>>>>
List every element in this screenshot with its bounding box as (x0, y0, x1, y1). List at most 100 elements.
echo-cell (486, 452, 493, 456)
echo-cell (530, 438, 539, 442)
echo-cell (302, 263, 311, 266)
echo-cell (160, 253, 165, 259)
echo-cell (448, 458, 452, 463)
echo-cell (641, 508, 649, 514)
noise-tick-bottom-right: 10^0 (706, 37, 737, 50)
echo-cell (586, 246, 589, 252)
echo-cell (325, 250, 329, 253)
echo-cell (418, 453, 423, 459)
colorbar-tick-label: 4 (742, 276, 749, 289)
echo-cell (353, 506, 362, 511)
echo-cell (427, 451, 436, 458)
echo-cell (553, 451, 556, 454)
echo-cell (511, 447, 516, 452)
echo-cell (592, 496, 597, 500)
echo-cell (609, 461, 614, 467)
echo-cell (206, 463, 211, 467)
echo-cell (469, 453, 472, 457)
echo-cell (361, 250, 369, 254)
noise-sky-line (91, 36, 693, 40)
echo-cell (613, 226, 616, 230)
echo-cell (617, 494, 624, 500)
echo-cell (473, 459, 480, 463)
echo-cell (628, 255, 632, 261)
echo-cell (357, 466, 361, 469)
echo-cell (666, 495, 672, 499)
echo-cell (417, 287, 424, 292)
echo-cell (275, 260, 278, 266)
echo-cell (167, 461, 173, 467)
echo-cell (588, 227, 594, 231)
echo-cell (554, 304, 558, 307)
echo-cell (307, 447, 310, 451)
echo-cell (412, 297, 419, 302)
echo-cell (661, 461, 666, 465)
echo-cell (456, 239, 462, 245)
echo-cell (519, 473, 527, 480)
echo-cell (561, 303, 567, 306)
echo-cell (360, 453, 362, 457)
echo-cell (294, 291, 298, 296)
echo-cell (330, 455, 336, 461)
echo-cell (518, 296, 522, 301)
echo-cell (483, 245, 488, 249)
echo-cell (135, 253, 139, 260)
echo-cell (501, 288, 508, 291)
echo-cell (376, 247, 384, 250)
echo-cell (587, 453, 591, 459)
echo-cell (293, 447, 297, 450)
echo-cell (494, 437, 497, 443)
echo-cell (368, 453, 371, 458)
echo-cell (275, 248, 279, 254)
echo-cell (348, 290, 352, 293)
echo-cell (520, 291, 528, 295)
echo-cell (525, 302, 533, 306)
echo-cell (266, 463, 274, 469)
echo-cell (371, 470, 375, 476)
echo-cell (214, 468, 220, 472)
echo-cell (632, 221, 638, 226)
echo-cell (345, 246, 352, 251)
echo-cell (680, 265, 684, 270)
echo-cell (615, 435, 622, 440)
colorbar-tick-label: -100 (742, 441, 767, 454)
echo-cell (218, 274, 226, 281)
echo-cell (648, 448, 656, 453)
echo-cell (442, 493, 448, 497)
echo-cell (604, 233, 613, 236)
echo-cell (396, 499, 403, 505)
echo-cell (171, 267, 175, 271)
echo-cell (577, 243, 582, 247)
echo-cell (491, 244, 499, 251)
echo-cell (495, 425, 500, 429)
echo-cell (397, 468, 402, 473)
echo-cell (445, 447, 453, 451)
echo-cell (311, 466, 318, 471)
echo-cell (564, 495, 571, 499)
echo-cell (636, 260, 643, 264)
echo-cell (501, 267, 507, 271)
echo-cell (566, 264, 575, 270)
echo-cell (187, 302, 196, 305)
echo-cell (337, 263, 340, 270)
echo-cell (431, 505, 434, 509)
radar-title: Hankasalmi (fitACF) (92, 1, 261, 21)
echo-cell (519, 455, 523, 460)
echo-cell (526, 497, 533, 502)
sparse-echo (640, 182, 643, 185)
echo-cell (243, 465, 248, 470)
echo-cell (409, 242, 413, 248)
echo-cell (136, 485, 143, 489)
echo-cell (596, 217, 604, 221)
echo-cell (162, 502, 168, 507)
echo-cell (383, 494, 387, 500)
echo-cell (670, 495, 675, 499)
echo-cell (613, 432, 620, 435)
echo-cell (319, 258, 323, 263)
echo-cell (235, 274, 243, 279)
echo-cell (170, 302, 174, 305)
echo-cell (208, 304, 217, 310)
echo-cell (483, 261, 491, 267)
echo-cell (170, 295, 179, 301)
<<<<
- _Required work_:
Locate each line in the records that contains the string "noise" and copy those lines verbatim.

- _The response_:
noise-tick-bottom-right: 10^0 (706, 37, 737, 50)
noise-sky-line (91, 36, 693, 40)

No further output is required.